▶ Given instruction: Look through the listing and locate every line containing the word "CurrentVersion"; copy those lines.

▶ Supplied material:
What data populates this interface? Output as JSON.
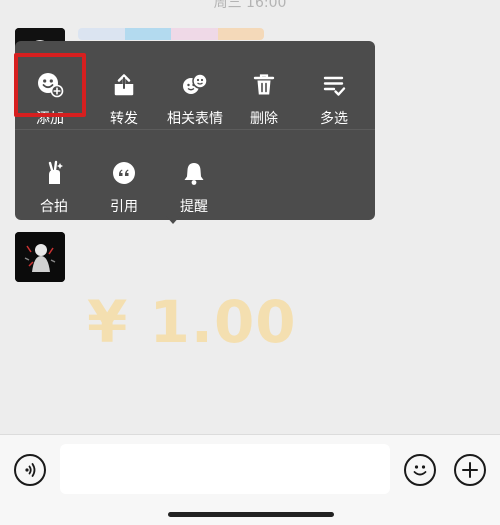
{
  "header": {
    "timestamp": "周三 16:00"
  },
  "context_menu": {
    "row1": [
      {
        "label": "添加",
        "icon": "add-sticker-icon"
      },
      {
        "label": "转发",
        "icon": "forward-icon"
      },
      {
        "label": "相关表情",
        "icon": "related-stickers-icon"
      },
      {
        "label": "删除",
        "icon": "delete-icon"
      },
      {
        "label": "多选",
        "icon": "multi-select-icon"
      }
    ],
    "row2": [
      {
        "label": "合拍",
        "icon": "sync-photo-icon"
      },
      {
        "label": "引用",
        "icon": "quote-icon"
      },
      {
        "label": "提醒",
        "icon": "reminder-bell-icon"
      }
    ]
  },
  "background_text": {
    "amount": "¥ 1.00"
  },
  "composer": {
    "voice_icon": "voice-icon",
    "emoji_icon": "emoji-icon",
    "plus_icon": "plus-icon"
  },
  "colors": {
    "menu_bg": "#4c4c4c",
    "highlight": "#d61f1f",
    "page_bg": "#ededed"
  }
}
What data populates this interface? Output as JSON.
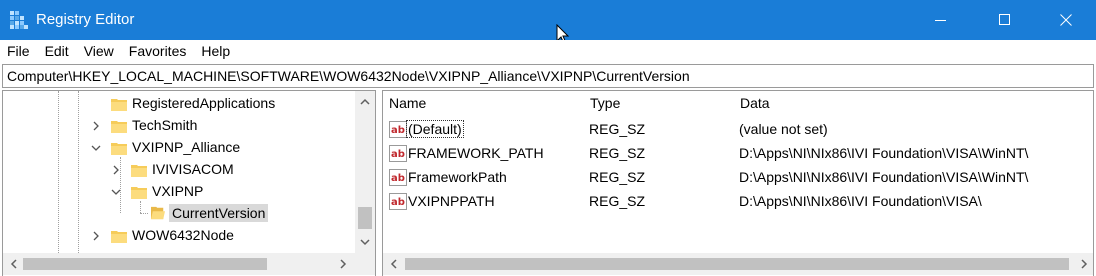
{
  "window": {
    "title": "Registry Editor",
    "accent_color": "#1a7dd7",
    "icon": "registry-editor-icon"
  },
  "menu": {
    "items": [
      "File",
      "Edit",
      "View",
      "Favorites",
      "Help"
    ]
  },
  "address": {
    "path": "Computer\\HKEY_LOCAL_MACHINE\\SOFTWARE\\WOW6432Node\\VXIPNP_Alliance\\VXIPNP\\CurrentVersion"
  },
  "tree": {
    "items": [
      {
        "label": "RegisteredApplications",
        "expander": "none",
        "selected": false
      },
      {
        "label": "TechSmith",
        "expander": "collapsed",
        "selected": false
      },
      {
        "label": "VXIPNP_Alliance",
        "expander": "expanded",
        "selected": false
      },
      {
        "label": "IVIVISACOM",
        "expander": "collapsed",
        "selected": false
      },
      {
        "label": "VXIPNP",
        "expander": "expanded",
        "selected": false
      },
      {
        "label": "CurrentVersion",
        "expander": "none",
        "selected": true
      },
      {
        "label": "WOW6432Node",
        "expander": "collapsed",
        "selected": false
      }
    ]
  },
  "values": {
    "columns": {
      "name": "Name",
      "type": "Type",
      "data": "Data"
    },
    "rows": [
      {
        "name": "(Default)",
        "type": "REG_SZ",
        "data": "(value not set)"
      },
      {
        "name": "FRAMEWORK_PATH",
        "type": "REG_SZ",
        "data": "D:\\Apps\\NI\\NIx86\\IVI Foundation\\VISA\\WinNT\\"
      },
      {
        "name": "FrameworkPath",
        "type": "REG_SZ",
        "data": "D:\\Apps\\NI\\NIx86\\IVI Foundation\\VISA\\WinNT\\"
      },
      {
        "name": "VXIPNPPATH",
        "type": "REG_SZ",
        "data": "D:\\Apps\\NI\\NIx86\\IVI Foundation\\VISA\\"
      }
    ]
  }
}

▶ Task solution:
    "path": "Computer\\HKEY_LOCAL_MACHINE\\SOFTWARE\\WOW6432Node\\VXIPNP_Alliance\\VXIPNP\\CurrentVersion"
        "label": "CurrentVersion",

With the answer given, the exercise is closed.